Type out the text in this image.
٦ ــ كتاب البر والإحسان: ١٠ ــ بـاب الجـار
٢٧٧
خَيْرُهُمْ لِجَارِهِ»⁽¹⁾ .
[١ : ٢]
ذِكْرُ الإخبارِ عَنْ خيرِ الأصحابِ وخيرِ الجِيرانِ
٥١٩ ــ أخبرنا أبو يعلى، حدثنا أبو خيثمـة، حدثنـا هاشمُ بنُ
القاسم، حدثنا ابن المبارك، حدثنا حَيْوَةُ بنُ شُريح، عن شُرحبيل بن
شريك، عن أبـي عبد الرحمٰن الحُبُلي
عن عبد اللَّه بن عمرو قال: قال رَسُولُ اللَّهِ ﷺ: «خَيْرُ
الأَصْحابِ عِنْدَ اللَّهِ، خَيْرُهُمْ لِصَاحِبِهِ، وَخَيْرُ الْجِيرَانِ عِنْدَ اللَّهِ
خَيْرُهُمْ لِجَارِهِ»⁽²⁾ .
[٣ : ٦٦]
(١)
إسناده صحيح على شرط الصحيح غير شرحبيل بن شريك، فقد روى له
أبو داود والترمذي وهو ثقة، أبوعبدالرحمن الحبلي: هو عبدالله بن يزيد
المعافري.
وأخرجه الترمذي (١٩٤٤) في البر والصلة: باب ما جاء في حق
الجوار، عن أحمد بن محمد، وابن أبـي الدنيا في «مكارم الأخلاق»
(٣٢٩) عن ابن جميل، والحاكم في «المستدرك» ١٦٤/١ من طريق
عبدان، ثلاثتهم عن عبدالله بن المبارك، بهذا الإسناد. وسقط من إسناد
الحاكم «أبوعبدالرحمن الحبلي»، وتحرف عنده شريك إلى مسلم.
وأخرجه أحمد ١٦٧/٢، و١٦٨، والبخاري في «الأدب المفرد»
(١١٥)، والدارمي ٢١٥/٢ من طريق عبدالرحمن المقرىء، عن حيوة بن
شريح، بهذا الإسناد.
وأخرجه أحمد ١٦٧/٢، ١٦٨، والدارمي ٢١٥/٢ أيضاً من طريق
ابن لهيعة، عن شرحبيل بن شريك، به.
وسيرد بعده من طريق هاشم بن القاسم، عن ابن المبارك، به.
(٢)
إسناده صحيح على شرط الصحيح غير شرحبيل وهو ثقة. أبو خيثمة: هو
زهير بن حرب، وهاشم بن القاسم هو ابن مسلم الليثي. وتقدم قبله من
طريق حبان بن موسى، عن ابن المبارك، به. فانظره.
________
- **Work to do**:
Exactly reproduce every line of the records.

- **Finished answer**:
Type out the text in this image.
٦ ــ كتاب البر والإحسان: ١٠ ــ بـاب الجـار
٢٧٧
خَيْرُهُمْ لِجَارِهِ»⁽¹⁾ .
[١ : ٢]
ذِكْرُ الإخبارِ عَنْ خيرِ الأصحابِ وخيرِ الجِيرانِ
٥١٩ ــ أخبرنا أبو يعلى، حدثنا أبو خيثمـة، حدثنـا هاشمُ بنُ
القاسم، حدثنا ابن المبارك، حدثنا حَيْوَةُ بنُ شُريح، عن شُرحبيل بن
شريك، عن أبـي عبد الرحمٰن الحُبُلي
عن عبد اللَّه بن عمرو قال: قال رَسُولُ اللَّهِ ﷺ: «خَيْرُ
الأَصْحابِ عِنْدَ اللَّهِ، خَيْرُهُمْ لِصَاحِبِهِ، وَخَيْرُ الْجِيرَانِ عِنْدَ اللَّهِ
خَيْرُهُمْ لِجَارِهِ»⁽²⁾ .
[٣ : ٦٦]
(١)
إسناده صحيح على شرط الصحيح غير شرحبيل بن شريك، فقد روى له
أبو داود والترمذي وهو ثقة، أبوعبدالرحمن الحبلي: هو عبدالله بن يزيد
المعافري.
وأخرجه الترمذي (١٩٤٤) في البر والصلة: باب ما جاء في حق
الجوار، عن أحمد بن محمد، وابن أبـي الدنيا في «مكارم الأخلاق»
(٣٢٩) عن ابن جميل، والحاكم في «المستدرك» ١٦٤/١ من طريق
عبدان، ثلاثتهم عن عبدالله بن المبارك، بهذا الإسناد. وسقط من إسناد
الحاكم «أبوعبدالرحمن الحبلي»، وتحرف عنده شريك إلى مسلم.
وأخرجه أحمد ١٦٧/٢، و١٦٨، والبخاري في «الأدب المفرد»
(١١٥)، والدارمي ٢١٥/٢ من طريق عبدالرحمن المقرىء، عن حيوة بن
شريح، بهذا الإسناد.
وأخرجه أحمد ١٦٧/٢، ١٦٨، والدارمي ٢١٥/٢ أيضاً من طريق
ابن لهيعة، عن شرحبيل بن شريك، به.
وسيرد بعده من طريق هاشم بن القاسم، عن ابن المبارك، به.
(٢)
إسناده صحيح على شرط الصحيح غير شرحبيل وهو ثقة. أبو خيثمة: هو
زهير بن حرب، وهاشم بن القاسم هو ابن مسلم الليثي. وتقدم قبله من
طريق حبان بن موسى، عن ابن المبارك، به. فانظره.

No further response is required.